Copy the lines of the listing exactly as they appear, starting at the line containing "point <box>716 260 730 275</box>" and ending at the line containing "point <box>194 178 208 192</box>".
[start]
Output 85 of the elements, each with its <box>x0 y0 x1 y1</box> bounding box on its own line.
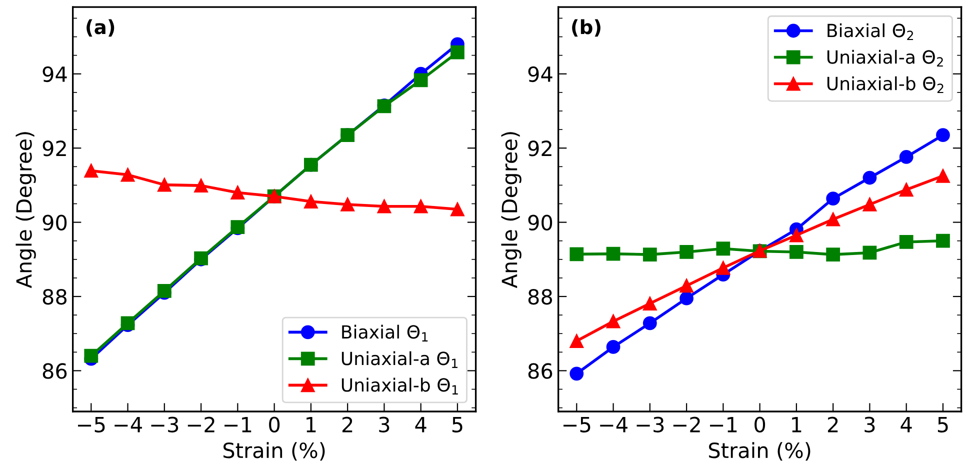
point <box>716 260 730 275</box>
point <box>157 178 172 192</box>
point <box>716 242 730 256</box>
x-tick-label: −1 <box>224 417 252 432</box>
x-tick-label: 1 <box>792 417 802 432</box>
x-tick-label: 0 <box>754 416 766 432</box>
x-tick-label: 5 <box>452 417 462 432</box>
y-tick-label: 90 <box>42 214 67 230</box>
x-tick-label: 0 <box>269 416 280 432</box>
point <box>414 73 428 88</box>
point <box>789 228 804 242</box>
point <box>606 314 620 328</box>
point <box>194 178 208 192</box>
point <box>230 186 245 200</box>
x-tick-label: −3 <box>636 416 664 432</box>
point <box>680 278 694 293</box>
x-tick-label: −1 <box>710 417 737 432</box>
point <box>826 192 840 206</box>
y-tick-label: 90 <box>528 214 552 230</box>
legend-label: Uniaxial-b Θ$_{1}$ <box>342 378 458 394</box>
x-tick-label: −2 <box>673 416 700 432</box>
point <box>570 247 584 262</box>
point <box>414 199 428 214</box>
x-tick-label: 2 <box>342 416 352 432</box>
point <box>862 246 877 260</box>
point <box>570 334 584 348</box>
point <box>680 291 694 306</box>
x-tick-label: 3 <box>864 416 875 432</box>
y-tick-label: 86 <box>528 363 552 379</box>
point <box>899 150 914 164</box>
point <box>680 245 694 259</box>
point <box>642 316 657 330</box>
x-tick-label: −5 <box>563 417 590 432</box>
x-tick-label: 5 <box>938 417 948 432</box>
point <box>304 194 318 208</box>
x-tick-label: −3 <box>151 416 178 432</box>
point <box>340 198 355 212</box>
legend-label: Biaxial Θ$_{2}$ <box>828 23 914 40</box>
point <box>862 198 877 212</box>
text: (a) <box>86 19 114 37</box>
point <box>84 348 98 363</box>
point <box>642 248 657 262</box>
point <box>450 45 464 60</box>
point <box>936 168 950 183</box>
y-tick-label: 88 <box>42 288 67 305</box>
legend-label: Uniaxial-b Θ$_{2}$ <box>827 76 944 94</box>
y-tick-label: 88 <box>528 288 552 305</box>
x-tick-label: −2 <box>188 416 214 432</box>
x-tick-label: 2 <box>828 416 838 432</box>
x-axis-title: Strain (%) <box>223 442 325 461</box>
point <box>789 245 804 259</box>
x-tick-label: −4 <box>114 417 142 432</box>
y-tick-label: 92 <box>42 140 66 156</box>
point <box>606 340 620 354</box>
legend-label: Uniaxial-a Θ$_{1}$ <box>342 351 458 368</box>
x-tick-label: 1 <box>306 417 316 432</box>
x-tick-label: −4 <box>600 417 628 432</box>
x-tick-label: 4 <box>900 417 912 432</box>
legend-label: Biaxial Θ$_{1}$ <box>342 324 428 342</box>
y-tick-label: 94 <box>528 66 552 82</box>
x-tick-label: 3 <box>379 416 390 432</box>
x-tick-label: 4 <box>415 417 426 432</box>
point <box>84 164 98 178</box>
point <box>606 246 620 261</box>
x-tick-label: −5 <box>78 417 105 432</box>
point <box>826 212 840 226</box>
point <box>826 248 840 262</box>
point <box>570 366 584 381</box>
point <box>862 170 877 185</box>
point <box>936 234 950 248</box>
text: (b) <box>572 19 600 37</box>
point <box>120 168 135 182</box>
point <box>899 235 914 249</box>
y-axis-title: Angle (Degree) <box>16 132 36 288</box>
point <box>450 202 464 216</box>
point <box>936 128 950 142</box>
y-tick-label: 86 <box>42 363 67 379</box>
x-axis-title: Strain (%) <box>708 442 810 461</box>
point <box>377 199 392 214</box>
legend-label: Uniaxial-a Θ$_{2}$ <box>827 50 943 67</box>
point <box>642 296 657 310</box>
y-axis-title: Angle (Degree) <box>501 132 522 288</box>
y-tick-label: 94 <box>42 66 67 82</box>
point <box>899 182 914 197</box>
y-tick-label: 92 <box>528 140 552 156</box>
[end]
[start]
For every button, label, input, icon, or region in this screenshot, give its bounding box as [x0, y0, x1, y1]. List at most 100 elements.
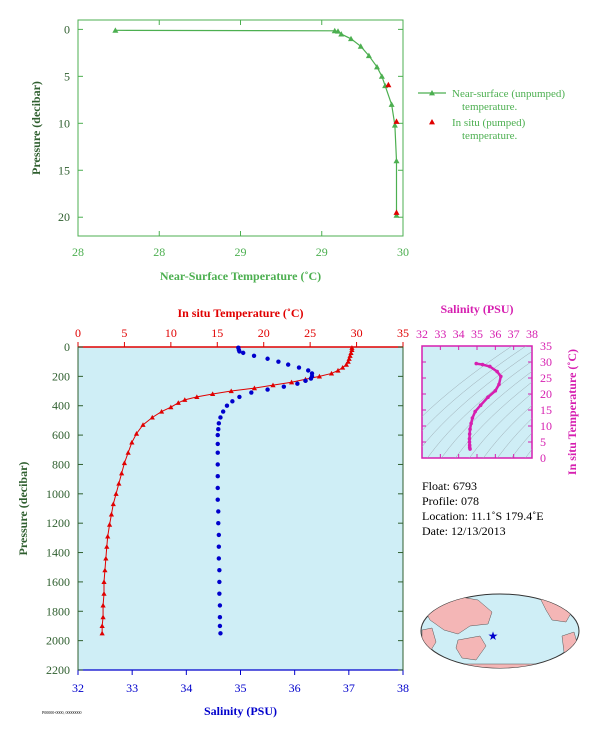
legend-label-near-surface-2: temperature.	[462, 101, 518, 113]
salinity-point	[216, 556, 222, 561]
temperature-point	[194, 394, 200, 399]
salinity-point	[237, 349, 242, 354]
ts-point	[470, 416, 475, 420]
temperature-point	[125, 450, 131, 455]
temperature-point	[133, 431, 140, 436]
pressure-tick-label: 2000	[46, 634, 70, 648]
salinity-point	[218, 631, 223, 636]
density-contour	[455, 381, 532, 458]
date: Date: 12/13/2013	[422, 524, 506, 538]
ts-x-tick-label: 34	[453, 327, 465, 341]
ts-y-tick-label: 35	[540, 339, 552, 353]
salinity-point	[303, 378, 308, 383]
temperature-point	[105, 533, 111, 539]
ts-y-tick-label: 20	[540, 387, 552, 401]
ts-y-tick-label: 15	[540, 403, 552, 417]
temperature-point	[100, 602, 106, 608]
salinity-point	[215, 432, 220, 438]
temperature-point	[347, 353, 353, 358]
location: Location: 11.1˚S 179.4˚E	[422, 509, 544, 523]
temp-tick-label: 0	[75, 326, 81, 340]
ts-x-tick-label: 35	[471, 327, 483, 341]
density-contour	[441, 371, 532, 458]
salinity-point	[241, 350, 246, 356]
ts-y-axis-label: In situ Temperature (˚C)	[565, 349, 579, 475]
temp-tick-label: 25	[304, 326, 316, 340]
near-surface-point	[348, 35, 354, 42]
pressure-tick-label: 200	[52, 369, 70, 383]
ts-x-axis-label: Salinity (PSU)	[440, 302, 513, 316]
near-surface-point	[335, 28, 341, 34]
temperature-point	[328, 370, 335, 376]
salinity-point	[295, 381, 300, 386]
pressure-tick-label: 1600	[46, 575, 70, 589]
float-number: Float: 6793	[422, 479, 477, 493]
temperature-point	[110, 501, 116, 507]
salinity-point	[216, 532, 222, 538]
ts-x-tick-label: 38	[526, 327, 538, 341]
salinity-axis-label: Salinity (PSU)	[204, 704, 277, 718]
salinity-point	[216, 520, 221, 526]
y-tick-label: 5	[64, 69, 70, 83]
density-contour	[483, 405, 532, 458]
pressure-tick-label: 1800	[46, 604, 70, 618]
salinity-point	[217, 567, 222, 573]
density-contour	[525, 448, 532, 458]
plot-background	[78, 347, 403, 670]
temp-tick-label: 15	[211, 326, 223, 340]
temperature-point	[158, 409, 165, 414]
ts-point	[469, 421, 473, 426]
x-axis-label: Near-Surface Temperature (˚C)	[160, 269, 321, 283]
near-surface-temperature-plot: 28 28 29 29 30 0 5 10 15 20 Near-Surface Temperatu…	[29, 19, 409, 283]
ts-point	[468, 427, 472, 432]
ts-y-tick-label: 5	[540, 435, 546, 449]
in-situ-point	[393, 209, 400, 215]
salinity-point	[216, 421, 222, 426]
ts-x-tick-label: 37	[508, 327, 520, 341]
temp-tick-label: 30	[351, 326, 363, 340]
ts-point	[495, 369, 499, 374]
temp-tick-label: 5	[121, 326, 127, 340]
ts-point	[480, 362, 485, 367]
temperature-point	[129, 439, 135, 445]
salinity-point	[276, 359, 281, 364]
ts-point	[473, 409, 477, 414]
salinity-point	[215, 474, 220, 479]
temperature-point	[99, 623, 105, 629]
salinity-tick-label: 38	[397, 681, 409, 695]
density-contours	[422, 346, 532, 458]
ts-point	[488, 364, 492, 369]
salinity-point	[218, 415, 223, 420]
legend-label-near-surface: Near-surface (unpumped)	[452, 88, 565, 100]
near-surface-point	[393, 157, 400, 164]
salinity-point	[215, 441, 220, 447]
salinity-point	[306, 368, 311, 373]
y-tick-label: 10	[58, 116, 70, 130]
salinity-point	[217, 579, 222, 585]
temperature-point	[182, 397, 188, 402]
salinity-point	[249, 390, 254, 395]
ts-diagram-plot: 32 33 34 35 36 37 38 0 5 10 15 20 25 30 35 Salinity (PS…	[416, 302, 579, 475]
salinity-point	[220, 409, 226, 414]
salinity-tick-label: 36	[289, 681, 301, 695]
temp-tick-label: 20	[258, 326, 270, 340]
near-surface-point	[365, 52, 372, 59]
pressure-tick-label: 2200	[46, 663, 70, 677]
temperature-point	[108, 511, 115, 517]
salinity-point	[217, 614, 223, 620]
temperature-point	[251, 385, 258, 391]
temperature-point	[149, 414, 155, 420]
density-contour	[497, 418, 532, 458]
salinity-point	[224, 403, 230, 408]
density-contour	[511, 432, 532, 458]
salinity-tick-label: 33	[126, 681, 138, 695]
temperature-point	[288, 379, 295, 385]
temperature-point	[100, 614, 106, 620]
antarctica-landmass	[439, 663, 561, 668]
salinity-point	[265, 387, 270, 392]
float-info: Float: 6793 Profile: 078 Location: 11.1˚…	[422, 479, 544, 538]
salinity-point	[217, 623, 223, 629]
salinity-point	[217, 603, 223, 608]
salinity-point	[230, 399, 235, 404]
[end]
SOLUTION TO THIS TASK =>
point <box>716 260 730 275</box>
point <box>157 178 172 192</box>
point <box>716 242 730 256</box>
x-tick-label: −1 <box>224 417 252 432</box>
x-tick-label: 1 <box>792 417 802 432</box>
x-tick-label: 0 <box>754 416 766 432</box>
x-tick-label: 5 <box>452 417 462 432</box>
y-tick-label: 90 <box>42 214 67 230</box>
x-tick-label: 0 <box>269 416 280 432</box>
point <box>414 73 428 88</box>
point <box>789 228 804 242</box>
point <box>606 314 620 328</box>
point <box>194 178 208 192</box>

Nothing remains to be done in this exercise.